* _Exercise brief_
Copy each line that contains the word "JSON".

[Records about charts and figures]
********

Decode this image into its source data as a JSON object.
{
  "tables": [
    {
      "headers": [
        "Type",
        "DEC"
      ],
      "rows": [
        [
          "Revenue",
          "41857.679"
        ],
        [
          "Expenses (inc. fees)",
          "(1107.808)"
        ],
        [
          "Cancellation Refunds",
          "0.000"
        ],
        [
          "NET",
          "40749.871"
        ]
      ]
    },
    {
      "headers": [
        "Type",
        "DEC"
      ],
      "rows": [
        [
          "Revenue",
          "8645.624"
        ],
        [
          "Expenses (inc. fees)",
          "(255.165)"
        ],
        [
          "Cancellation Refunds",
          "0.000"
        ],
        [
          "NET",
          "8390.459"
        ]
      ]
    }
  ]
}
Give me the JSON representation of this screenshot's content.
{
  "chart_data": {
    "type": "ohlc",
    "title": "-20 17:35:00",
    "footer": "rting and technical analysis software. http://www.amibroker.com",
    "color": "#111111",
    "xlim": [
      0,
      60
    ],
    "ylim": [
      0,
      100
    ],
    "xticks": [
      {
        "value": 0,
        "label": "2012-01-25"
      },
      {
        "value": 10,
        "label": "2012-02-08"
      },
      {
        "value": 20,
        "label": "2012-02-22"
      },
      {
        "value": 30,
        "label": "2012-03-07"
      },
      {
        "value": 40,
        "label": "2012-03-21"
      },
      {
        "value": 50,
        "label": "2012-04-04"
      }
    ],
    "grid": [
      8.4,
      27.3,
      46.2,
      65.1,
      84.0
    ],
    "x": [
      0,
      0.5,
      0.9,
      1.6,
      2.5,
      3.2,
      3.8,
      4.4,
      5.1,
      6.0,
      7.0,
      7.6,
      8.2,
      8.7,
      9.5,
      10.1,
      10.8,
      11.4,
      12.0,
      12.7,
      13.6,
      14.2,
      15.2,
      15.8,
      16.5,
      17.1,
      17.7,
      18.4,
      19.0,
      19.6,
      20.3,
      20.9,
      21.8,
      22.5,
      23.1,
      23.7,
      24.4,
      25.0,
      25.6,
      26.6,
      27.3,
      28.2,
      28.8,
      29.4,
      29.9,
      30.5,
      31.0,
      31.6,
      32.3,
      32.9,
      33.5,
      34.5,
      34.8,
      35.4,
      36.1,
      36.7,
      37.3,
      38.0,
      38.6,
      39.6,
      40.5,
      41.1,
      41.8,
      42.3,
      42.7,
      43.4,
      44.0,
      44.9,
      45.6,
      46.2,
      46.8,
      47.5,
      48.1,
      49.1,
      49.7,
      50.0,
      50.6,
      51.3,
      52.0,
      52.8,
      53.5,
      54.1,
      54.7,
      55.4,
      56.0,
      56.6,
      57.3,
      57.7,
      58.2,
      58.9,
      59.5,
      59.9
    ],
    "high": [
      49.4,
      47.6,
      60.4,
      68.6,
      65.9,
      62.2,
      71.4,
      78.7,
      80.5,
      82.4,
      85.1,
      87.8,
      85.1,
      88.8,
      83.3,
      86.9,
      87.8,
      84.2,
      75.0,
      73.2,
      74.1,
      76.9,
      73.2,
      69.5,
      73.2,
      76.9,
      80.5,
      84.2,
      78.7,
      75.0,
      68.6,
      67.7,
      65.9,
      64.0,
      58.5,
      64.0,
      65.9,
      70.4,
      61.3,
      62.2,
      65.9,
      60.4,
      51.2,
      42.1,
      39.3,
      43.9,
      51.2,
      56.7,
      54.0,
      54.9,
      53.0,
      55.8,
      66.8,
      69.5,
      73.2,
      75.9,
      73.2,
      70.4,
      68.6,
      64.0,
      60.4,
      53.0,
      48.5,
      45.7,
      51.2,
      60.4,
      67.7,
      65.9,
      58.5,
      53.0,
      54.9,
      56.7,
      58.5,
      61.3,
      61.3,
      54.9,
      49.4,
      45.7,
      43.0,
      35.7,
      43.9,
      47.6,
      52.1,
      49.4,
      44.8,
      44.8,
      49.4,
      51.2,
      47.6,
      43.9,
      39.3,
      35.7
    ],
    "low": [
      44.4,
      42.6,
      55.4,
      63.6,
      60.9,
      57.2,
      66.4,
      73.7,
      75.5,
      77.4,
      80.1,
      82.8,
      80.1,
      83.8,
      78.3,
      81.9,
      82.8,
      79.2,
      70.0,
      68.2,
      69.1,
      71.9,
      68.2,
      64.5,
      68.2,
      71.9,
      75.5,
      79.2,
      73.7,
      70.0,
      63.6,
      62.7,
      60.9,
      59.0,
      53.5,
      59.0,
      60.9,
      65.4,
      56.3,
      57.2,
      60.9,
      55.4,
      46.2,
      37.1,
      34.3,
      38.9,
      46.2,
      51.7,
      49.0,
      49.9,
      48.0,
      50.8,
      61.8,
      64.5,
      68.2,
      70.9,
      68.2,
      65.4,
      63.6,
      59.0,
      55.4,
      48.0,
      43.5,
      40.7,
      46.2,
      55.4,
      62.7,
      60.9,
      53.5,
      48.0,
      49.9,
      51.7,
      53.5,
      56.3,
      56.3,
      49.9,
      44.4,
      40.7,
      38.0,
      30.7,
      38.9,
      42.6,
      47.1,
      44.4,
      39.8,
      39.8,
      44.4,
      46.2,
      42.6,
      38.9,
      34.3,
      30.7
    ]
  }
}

********

* _Answer to the exercise_
Decode this image into its source data as a JSON object.
Give me the JSON representation of this screenshot's content.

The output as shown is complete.